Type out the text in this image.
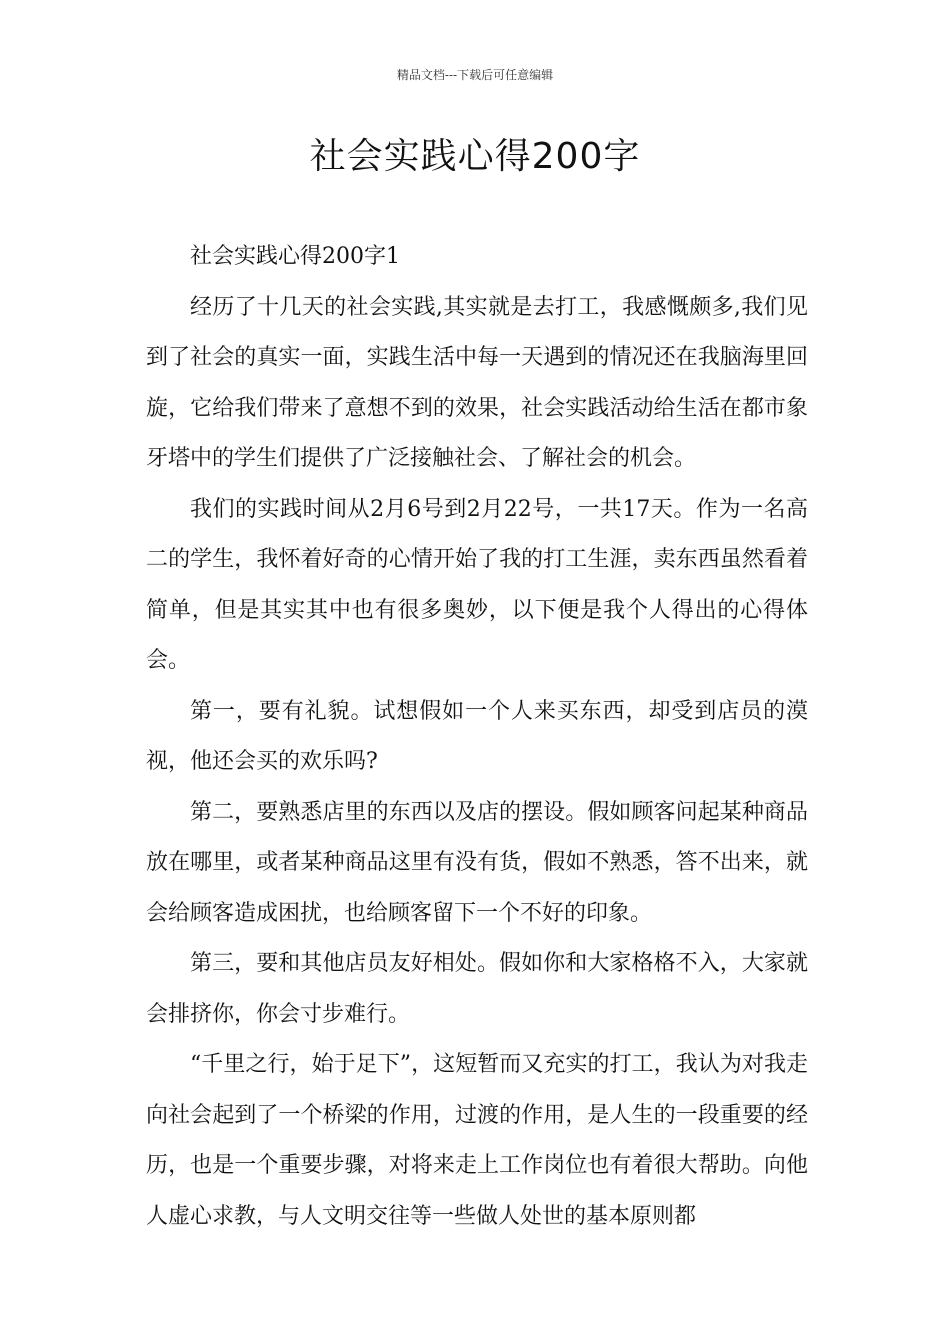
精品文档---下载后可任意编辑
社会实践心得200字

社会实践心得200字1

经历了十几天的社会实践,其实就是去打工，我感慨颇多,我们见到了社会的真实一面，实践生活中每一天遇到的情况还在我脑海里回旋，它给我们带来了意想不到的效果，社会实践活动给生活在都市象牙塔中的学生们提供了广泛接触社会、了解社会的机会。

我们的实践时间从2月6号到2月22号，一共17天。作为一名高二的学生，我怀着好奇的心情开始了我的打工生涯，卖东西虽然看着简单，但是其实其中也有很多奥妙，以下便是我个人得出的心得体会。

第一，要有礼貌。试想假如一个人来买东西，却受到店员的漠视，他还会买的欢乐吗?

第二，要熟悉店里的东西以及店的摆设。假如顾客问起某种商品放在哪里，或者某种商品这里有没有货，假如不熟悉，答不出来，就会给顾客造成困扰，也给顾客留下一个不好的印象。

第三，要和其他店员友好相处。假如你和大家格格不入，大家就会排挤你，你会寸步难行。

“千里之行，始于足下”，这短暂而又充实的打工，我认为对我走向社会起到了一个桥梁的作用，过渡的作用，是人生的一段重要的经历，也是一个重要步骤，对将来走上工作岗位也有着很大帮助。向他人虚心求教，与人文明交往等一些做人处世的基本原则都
•••••
Each record above should come back exactly the same, only without its pictures.

Type out the text in this image.
精品文档---下载后可任意编辑
社会实践心得200字

社会实践心得200字1

经历了十几天的社会实践,其实就是去打工，我感慨颇多,我们见到了社会的真实一面，实践生活中每一天遇到的情况还在我脑海里回旋，它给我们带来了意想不到的效果，社会实践活动给生活在都市象牙塔中的学生们提供了广泛接触社会、了解社会的机会。

我们的实践时间从2月6号到2月22号，一共17天。作为一名高二的学生，我怀着好奇的心情开始了我的打工生涯，卖东西虽然看着简单，但是其实其中也有很多奥妙，以下便是我个人得出的心得体会。

第一，要有礼貌。试想假如一个人来买东西，却受到店员的漠视，他还会买的欢乐吗?

第二，要熟悉店里的东西以及店的摆设。假如顾客问起某种商品放在哪里，或者某种商品这里有没有货，假如不熟悉，答不出来，就会给顾客造成困扰，也给顾客留下一个不好的印象。

第三，要和其他店员友好相处。假如你和大家格格不入，大家就会排挤你，你会寸步难行。

“千里之行，始于足下”，这短暂而又充实的打工，我认为对我走向社会起到了一个桥梁的作用，过渡的作用，是人生的一段重要的经历，也是一个重要步骤，对将来走上工作岗位也有着很大帮助。向他人虚心求教，与人文明交往等一些做人处世的基本原则都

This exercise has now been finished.